# LISTED RECORDS
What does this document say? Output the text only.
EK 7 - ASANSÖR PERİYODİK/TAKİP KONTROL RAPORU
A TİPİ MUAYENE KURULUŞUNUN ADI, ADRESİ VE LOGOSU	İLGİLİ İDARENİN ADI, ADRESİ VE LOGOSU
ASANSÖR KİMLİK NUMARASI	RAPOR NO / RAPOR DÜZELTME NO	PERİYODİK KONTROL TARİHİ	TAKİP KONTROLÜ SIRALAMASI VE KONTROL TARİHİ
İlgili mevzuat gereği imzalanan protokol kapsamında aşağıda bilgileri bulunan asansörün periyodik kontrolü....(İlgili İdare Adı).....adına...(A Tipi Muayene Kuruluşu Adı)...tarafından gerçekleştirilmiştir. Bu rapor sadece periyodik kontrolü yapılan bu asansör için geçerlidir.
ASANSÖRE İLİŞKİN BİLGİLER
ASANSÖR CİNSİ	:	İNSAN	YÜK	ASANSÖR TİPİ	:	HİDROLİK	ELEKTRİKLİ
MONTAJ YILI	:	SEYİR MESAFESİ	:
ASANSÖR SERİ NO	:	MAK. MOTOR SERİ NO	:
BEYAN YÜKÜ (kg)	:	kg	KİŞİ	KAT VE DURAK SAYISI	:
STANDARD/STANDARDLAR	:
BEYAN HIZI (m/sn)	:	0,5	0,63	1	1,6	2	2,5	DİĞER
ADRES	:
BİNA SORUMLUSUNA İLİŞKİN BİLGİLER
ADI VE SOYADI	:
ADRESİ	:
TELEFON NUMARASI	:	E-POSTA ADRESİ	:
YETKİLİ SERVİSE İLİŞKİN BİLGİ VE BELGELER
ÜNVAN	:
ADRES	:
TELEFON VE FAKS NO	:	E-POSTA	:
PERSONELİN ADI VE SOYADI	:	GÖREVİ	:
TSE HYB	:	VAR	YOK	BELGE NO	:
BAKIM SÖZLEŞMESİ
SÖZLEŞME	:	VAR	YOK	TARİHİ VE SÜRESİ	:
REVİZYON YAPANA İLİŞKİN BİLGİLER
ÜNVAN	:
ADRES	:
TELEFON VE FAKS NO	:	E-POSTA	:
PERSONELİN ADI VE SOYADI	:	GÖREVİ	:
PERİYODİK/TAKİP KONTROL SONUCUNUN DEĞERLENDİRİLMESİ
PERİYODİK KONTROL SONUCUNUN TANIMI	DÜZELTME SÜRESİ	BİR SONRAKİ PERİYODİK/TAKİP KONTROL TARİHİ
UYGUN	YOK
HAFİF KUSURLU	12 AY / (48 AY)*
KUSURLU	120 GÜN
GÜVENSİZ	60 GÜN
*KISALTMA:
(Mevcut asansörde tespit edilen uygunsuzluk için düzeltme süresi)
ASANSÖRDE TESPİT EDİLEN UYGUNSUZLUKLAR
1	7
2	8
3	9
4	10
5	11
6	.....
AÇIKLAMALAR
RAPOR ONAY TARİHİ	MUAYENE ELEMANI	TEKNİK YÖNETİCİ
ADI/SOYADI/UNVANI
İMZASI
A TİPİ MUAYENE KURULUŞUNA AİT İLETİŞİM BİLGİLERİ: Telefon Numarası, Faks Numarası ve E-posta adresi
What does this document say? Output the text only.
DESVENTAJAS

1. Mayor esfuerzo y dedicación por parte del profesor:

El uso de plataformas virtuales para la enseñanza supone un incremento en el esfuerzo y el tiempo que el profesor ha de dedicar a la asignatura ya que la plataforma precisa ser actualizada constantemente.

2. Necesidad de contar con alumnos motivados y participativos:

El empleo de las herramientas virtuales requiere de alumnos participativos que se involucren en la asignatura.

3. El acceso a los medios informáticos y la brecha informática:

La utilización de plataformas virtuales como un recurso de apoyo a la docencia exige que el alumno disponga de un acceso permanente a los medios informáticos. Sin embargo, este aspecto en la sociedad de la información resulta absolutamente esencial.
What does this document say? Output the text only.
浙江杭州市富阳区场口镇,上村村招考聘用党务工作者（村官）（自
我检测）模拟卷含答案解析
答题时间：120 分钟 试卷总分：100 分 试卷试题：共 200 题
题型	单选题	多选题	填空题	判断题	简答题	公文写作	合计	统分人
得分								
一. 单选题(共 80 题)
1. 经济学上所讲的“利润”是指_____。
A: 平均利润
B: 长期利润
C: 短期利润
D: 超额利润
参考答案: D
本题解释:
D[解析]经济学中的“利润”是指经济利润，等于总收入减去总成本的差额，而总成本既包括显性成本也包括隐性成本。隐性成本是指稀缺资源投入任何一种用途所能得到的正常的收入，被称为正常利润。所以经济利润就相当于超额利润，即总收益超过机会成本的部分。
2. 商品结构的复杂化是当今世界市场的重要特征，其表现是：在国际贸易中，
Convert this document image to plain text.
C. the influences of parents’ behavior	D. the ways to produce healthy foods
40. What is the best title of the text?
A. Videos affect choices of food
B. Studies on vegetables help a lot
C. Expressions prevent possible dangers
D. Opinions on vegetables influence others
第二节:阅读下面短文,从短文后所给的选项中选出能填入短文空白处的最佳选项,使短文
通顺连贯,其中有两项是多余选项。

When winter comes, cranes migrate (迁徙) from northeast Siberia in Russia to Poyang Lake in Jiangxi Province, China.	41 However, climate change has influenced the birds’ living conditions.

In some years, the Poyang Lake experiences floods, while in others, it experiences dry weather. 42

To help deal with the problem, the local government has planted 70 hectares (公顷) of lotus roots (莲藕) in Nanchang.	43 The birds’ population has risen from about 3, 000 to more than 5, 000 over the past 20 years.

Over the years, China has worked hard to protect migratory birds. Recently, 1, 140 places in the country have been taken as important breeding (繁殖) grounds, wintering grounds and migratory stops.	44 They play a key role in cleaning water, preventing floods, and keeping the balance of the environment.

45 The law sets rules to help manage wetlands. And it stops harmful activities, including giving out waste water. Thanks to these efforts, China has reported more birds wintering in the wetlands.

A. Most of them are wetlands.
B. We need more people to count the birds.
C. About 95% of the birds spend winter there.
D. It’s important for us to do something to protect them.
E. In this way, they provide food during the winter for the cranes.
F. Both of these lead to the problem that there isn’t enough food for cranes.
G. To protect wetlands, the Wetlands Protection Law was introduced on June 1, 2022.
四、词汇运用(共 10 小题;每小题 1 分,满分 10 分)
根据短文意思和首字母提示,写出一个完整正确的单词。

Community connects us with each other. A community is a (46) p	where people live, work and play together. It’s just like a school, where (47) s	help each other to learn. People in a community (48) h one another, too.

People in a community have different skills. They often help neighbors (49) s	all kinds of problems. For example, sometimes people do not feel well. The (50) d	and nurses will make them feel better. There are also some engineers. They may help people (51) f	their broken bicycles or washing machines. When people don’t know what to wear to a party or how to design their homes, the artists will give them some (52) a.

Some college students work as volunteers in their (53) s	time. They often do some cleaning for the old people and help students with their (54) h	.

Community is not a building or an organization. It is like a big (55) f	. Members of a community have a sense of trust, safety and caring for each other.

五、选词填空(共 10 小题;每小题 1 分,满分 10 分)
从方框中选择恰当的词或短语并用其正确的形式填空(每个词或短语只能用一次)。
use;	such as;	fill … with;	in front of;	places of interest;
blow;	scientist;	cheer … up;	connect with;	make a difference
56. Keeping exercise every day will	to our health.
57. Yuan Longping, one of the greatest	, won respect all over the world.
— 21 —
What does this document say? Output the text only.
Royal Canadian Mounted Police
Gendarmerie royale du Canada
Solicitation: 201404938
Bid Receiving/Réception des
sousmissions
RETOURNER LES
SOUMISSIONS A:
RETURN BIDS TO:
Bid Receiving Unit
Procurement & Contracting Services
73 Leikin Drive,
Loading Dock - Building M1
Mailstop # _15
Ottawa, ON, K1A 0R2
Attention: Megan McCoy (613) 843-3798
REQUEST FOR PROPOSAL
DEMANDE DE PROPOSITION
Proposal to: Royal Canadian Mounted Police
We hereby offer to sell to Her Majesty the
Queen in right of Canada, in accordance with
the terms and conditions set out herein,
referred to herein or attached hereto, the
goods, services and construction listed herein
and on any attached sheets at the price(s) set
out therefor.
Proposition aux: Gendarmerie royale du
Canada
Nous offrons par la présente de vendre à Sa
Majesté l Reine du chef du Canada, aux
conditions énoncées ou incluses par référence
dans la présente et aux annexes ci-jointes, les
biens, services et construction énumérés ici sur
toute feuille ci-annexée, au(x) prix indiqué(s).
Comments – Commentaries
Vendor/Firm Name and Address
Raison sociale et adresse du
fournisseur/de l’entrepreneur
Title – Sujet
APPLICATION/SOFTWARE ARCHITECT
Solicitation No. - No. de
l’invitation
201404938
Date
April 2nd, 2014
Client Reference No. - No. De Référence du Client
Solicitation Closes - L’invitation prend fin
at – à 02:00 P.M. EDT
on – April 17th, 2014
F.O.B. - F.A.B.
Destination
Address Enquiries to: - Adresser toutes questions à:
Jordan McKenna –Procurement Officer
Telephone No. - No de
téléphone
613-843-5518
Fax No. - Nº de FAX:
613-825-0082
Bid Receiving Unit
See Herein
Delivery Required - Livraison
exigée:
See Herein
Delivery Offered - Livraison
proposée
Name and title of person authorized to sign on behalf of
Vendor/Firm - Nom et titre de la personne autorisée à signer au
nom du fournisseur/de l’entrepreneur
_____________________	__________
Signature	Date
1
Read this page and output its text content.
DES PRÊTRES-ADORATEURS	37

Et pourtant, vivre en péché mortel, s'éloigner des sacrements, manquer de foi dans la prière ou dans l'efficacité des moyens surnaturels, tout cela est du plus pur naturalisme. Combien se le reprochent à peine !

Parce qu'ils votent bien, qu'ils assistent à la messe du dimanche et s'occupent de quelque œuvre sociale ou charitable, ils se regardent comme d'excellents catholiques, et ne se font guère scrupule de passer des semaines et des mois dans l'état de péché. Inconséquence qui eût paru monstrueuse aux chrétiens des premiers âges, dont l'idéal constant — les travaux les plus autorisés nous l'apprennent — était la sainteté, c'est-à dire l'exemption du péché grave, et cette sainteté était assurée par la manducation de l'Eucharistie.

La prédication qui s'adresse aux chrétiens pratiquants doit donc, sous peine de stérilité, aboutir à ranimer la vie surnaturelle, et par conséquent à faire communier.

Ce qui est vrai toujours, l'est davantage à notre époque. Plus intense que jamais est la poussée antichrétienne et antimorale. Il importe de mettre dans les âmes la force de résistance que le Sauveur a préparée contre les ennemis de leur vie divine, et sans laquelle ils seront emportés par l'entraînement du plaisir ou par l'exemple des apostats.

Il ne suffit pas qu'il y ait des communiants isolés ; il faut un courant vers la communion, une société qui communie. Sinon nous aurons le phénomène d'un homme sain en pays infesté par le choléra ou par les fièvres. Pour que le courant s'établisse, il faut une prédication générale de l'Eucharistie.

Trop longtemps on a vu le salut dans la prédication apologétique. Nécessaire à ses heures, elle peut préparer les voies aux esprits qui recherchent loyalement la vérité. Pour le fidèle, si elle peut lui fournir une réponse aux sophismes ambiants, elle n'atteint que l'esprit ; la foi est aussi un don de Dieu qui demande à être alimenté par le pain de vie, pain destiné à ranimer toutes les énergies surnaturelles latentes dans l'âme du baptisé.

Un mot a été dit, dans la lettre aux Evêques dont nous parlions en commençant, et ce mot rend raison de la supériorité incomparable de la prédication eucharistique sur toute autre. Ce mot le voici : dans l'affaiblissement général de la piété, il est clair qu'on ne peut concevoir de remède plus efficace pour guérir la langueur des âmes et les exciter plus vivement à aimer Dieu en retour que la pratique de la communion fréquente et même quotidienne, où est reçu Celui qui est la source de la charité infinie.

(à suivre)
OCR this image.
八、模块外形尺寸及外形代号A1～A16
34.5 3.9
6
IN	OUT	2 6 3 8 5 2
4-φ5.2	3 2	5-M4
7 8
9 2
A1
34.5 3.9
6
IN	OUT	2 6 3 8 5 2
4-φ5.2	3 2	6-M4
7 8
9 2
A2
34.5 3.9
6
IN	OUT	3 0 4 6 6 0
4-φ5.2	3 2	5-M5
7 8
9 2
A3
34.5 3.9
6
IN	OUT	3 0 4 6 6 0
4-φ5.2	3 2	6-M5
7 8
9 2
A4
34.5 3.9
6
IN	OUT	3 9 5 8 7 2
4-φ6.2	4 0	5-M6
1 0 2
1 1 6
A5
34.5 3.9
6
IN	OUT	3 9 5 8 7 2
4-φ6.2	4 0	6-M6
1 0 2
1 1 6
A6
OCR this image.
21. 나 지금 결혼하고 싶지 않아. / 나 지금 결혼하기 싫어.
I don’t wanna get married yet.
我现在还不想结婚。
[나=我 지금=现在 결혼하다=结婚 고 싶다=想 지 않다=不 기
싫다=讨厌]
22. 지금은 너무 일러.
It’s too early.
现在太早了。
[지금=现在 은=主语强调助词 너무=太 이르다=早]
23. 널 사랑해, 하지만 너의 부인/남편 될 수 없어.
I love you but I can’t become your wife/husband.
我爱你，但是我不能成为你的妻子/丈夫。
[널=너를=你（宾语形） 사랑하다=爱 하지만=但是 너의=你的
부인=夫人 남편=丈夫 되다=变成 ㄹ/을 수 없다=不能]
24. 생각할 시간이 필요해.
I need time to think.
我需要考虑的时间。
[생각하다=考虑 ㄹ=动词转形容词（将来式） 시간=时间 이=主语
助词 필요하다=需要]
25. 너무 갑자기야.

# THE TASK
Copy down every line of the material above that includes the string "Eucharistie".

# EXERCISE ANSWER
Parce qu'ils votent bien, qu'ils assistent à la messe du dimanche et s'occupent de quelque œuvre sociale ou charitable, ils se regardent comme d'excellents catholiques, et ne se font guère scrupule de passer des semaines et des mois dans l'état de péché. Inconséquence qui eût paru monstrueuse aux chrétiens des premiers âges, dont l'idéal constant — les travaux les plus autorisés nous l'apprennent — était la sainteté, c'est-à dire l'exemption du péché grave, et cette sainteté était assurée par la manducation de l'Eucharistie.
Il ne suffit pas qu'il y ait des communiants isolés ; il faut un courant vers la communion, une société qui communie. Sinon nous aurons le phénomène d'un homme sain en pays infesté par le choléra ou par les fièvres. Pour que le courant s'établisse, il faut une prédication générale de l'Eucharistie.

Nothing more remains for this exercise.